#### TEKS SUMBER:
☆ ☆ ☆ ☆ ☆
GREM merupakan fasilitas pembiayaan eksplorasi panas bumi yang dapat diakses oleh sektor swasta dan publik di Indonesia. Kegiatan ini bertujuan untuk mengurangi risiko tahap awal pengembangan proyek melalui metode de-risking atau pembagian risiko.
Kebutuhan Dana Transisi Energi Makin Besar
Ke depan, investasi yang dibutuhkan untuk mencapai target bauran EBT dan net zero emission di 2060 semakin besar.
Menurut prediksi JETP, dibutuhkan dana US$ 97 miliar untuk mencapai bauran EBT 40% di 2030. Sebagian besar dana itu untuk pembangkit dan transmisi listrik.
Fabby menyatakan, melihat dari situ saja kebutuhan pendanaan transisi energi dalam setahun membutuhkan US$ 10 miliar hingga US$ 15 miliar.
“Kami kira tidak ada satu lembaga keuangan dapat memenuhi kebutuhan itu, jadi harus didukung seluruh instrumen pendanaan. Potensi uang ini sangat besar tetapi apakah ada proyek yang bankable?” ujarnya.
Oleh karenanya, IESR menyoroti pentingnya peran pemerintah dalam membuka potensi pendanaan yang besar itu melalui dukungan kebijakan.
Dalam mendukung target Net Zero Emission, Pradana menyatakan SMI memiliki beberapa strategi yang telah disiapkan. Pertama, membina hubungan dengan calon debitur baru dan menyusun pipeline pembiayaan berkelanjutan.
☆ ☆ ☆ ☆ ☆
(Entri dari sebuah kumpulan data)
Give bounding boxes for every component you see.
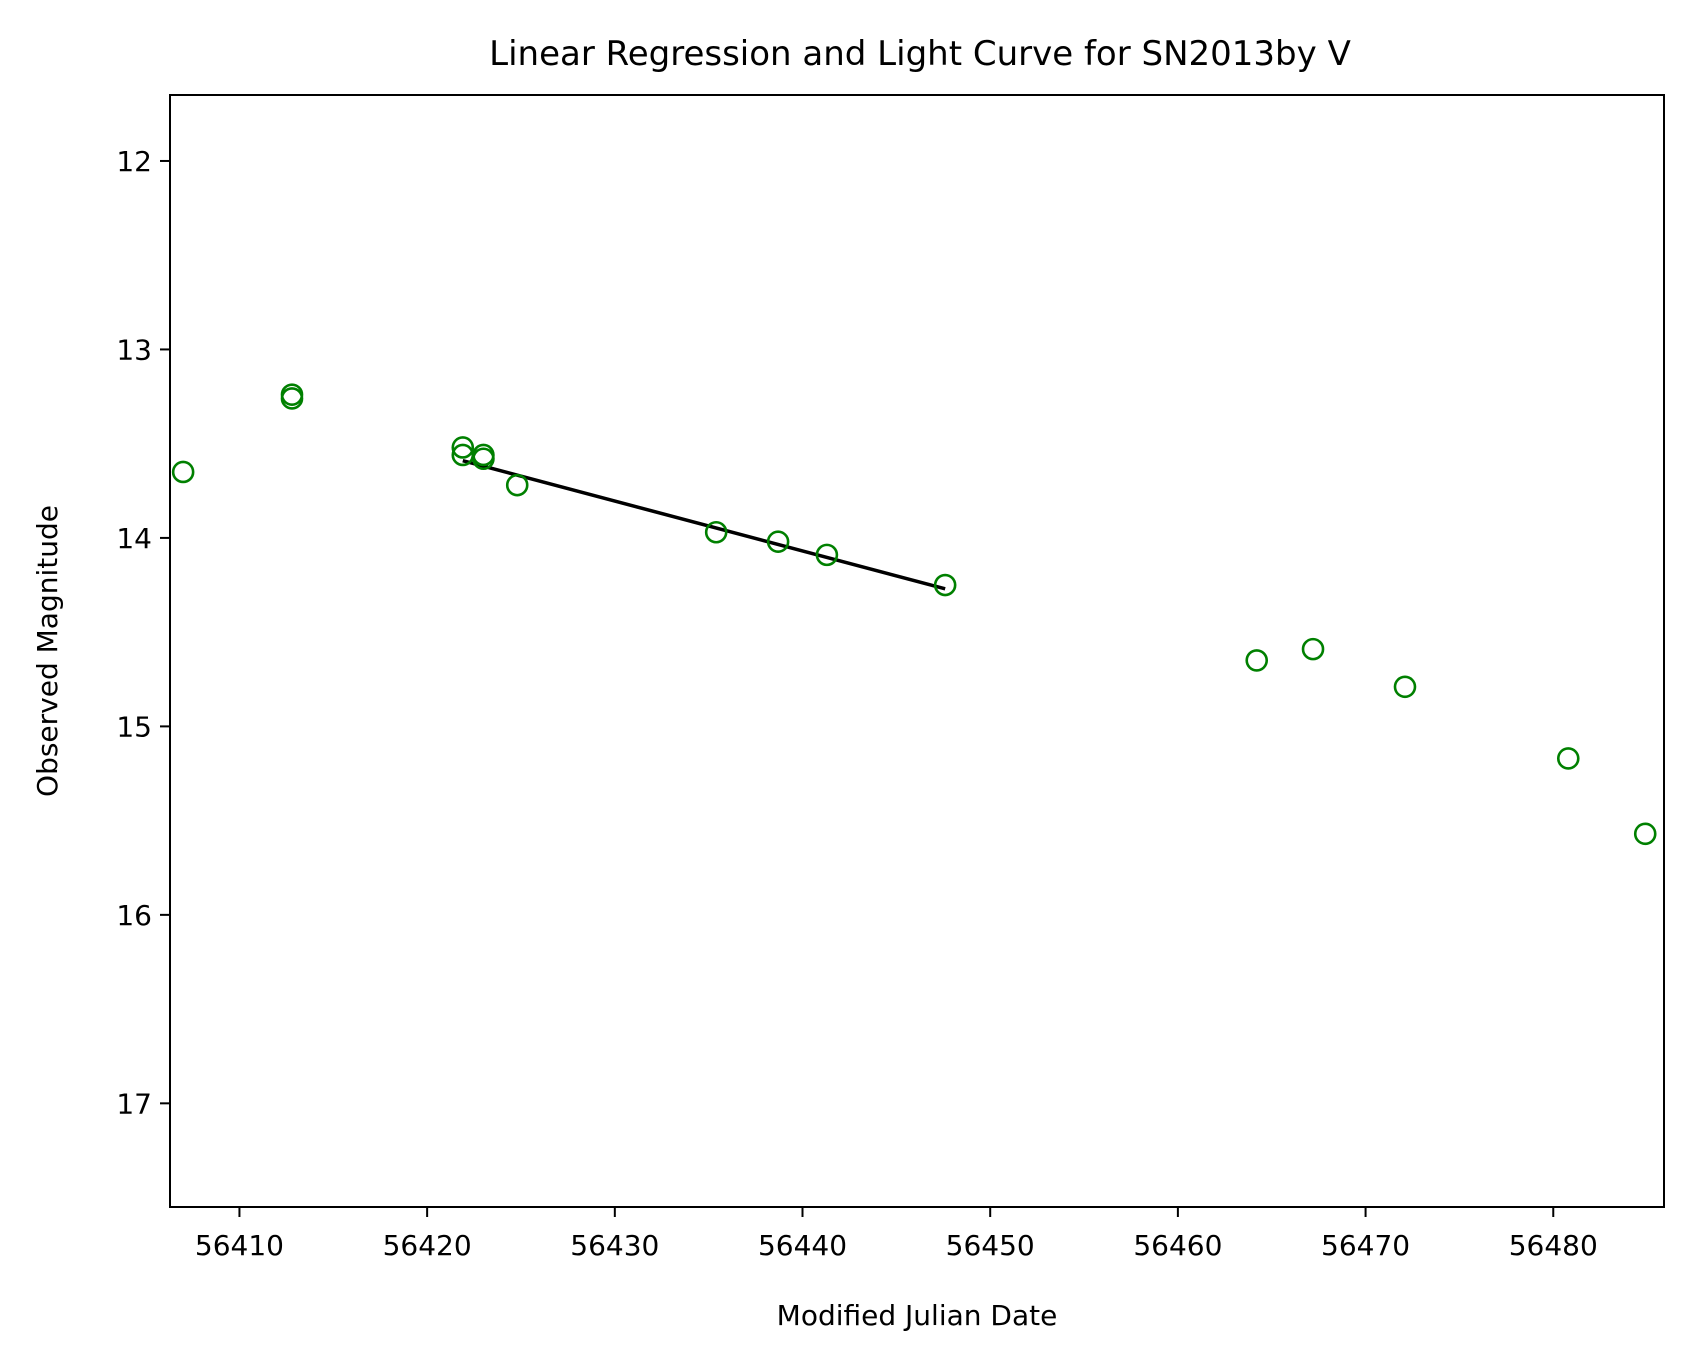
data-point <box>451 436 475 459</box>
data-point <box>1556 747 1580 770</box>
data-point <box>472 447 495 471</box>
regression-line <box>462 458 946 591</box>
y-tick-label: 17 <box>116 1087 152 1120</box>
y-axis-label: Observed Magnitude <box>31 505 64 797</box>
data-point <box>1245 649 1269 672</box>
x-tick-label: 56460 <box>1133 1229 1222 1262</box>
chart-title: Linear Regression and Light Curve for SN… <box>489 34 1351 74</box>
data-point <box>1301 637 1325 661</box>
x-axis: 56410 56420 56430 56440 56450 56460 56470 56480 <box>195 1207 1598 1262</box>
data-point <box>933 573 957 597</box>
y-tick-label: 16 <box>116 899 152 932</box>
x-tick-label: 56430 <box>570 1229 659 1262</box>
data-point <box>505 473 529 497</box>
x-axis-label: Modified Julian Date <box>777 1299 1058 1332</box>
data-point <box>171 460 195 484</box>
x-tick-label: 56410 <box>195 1229 284 1262</box>
x-tick-label: 56480 <box>1509 1229 1598 1262</box>
x-tick-label: 56470 <box>1321 1229 1410 1262</box>
y-axis: 12 13 14 15 16 17 <box>116 145 170 1120</box>
plot-frame <box>169 94 1665 1208</box>
y-tick-label: 12 <box>116 145 152 178</box>
data-point <box>766 530 790 553</box>
y-tick-label: 13 <box>116 333 152 366</box>
data-point <box>1633 822 1657 846</box>
x-tick-label: 56440 <box>758 1229 847 1262</box>
plot-area <box>171 383 1657 846</box>
y-tick-label: 14 <box>116 522 152 555</box>
x-tick-label: 56450 <box>946 1229 1035 1262</box>
data-point <box>280 387 304 410</box>
data-point <box>815 543 839 567</box>
data-point <box>1393 675 1417 699</box>
y-tick-label: 15 <box>116 710 152 743</box>
x-tick-label: 56420 <box>383 1229 472 1262</box>
data-point <box>704 520 728 544</box>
☆ ☆ ☆ ☆ ☆
#### TUGAS DIKERJAKAN:
A: Menurut teks tentang pendanaan transisi energi, berapa dana yang dibutuhkan berdasarkan prediksi JETP untuk mencapai bauran EBT 40% di 2030?
B: Tentukan apakah setiap pernyataan berikut sesuai dengan teks tentang pendanaan transisi energi, lalu jawab ya atau tidak dan kutip kata-kata penentunya dari teks.
(i) GREM hanya dapat diakses oleh sektor swasta.
(ii) Fabby menyebut kebutuhan pendanaan transisi energi dalam setahun mencapai US$ 10 miliar hingga US$ 15 miliar.
(iii) Fabby menilai satu lembaga keuangan sudah cukup untuk memenuhi kebutuhan pendanaan itu.
C: Teruskan teks tentang pendanaan transisi energi, dimulai setelah kalimat terakhirnya.
Daftar tersebut merupakan bahan tersendiri yang terpisah dari teks tentang pendanaan transisi energi.

#### KUMPULAN JAWABAN:
A: Dana yang dibutuhkan sebesar US$ 97 miliar.

B:
(i) Tidak: "dapat diakses oleh sektor swasta dan publik di Indonesia".
(ii) Ya: "kebutuhan pendanaan transisi energi dalam setahun membutuhkan US$ 10 miliar hingga US$ 15 miliar".
(iii) Tidak: "Kami kira tidak ada satu lembaga keuangan dapat memenuhi kebutuhan itu".

C:
Melakukan pengembangan produk inovatif yang dapat mendukung pembiayaan berkelanjutan serta mencari peluang pemanfaatan produk de-risking atau insentif lainnya sebagai credit enhancement untuk meningkatkan bankability suatu proyek agar layak untuk dibiayai.
Memanfaatkan sustainability lens untuk meningkatkan akses ke sumber pendanaan yang lebih murah seperti direct partnership dengan donor/lembaga keuangan, ESG rating, thematic funding untuk menawarkan produk dengan rate yang kompetitif.
Terakhir, merumusan strategi untuk menjadi net zero emission company melalui penerapan low carbon emission dalam proses bisnis. Lalu menyiapkan inisiatif carbon trading, serta berpartisipasi aktif dalam diskusi revisi taksonomi hijau, khususnya dalam memasukkan kegiatan pensiun dini PLTU menjadi kategori hijau.(int/idr)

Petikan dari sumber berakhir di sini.